**Dataset items**
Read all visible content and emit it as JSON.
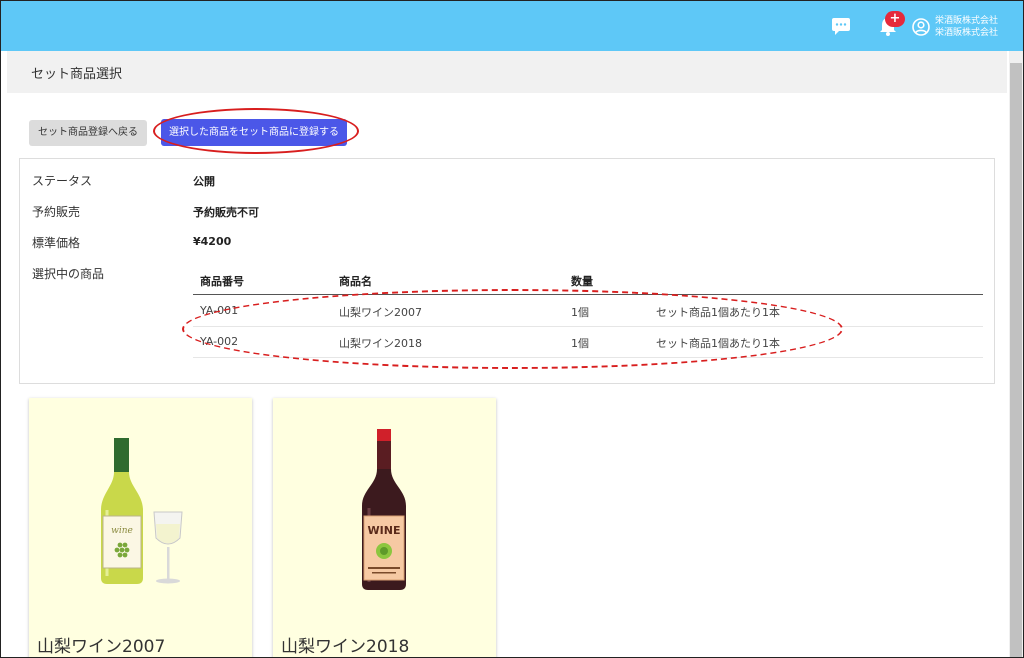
{
  "header": {
    "notification_count": "+",
    "user_line1": "栄酒販株式会社",
    "user_line2": "栄酒販株式会社",
    "bg_color": "#5ec8f7"
  },
  "page": {
    "title": "セット商品選択"
  },
  "buttons": {
    "back_label": "セット商品登録へ戻る",
    "register_label": "選択した商品をセット商品に登録する"
  },
  "info": {
    "status_label": "ステータス",
    "status_value": "公開",
    "reservation_label": "予約販売",
    "reservation_value": "予約販売不可",
    "price_label": "標準価格",
    "price_value": "¥4200",
    "selected_label": "選択中の商品"
  },
  "selected_table": {
    "headers": [
      "商品番号",
      "商品名",
      "数量"
    ],
    "rows": [
      {
        "code": "YA-001",
        "name": "山梨ワイン2007",
        "qty": "1個",
        "note": "セット商品1個あたり1本"
      },
      {
        "code": "YA-002",
        "name": "山梨ワイン2018",
        "qty": "1個",
        "note": "セット商品1個あたり1本"
      }
    ]
  },
  "products": [
    {
      "name": "山梨ワイン2007",
      "image": "white-wine-bottle-with-glass"
    },
    {
      "name": "山梨ワイン2018",
      "image": "red-wine-bottle"
    }
  ],
  "colors": {
    "accent": "#4b57e8",
    "annotation": "#d81e1e",
    "card_bg": "#ffffe0"
  }
}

**TASK DESCRIPTION**
Copy out every line of the material above exactly, skipping the pictures.

**ANSWER**
Read all visible content and emit it as JSON.
{
  "header": {
    "notification_count": "+",
    "user_line1": "栄酒販株式会社",
    "user_line2": "栄酒販株式会社",
    "bg_color": "#5ec8f7"
  },
  "page": {
    "title": "セット商品選択"
  },
  "buttons": {
    "back_label": "セット商品登録へ戻る",
    "register_label": "選択した商品をセット商品に登録する"
  },
  "info": {
    "status_label": "ステータス",
    "status_value": "公開",
    "reservation_label": "予約販売",
    "reservation_value": "予約販売不可",
    "price_label": "標準価格",
    "price_value": "¥4200",
    "selected_label": "選択中の商品"
  },
  "selected_table": {
    "headers": [
      "商品番号",
      "商品名",
      "数量"
    ],
    "rows": [
      {
        "code": "YA-001",
        "name": "山梨ワイン2007",
        "qty": "1個",
        "note": "セット商品1個あたり1本"
      },
      {
        "code": "YA-002",
        "name": "山梨ワイン2018",
        "qty": "1個",
        "note": "セット商品1個あたり1本"
      }
    ]
  },
  "products": [
    {
      "name": "山梨ワイン2007",
      "image": "white-wine-bottle-with-glass"
    },
    {
      "name": "山梨ワイン2018",
      "image": "red-wine-bottle"
    }
  ],
  "colors": {
    "accent": "#4b57e8",
    "annotation": "#d81e1e",
    "card_bg": "#ffffe0"
  }
}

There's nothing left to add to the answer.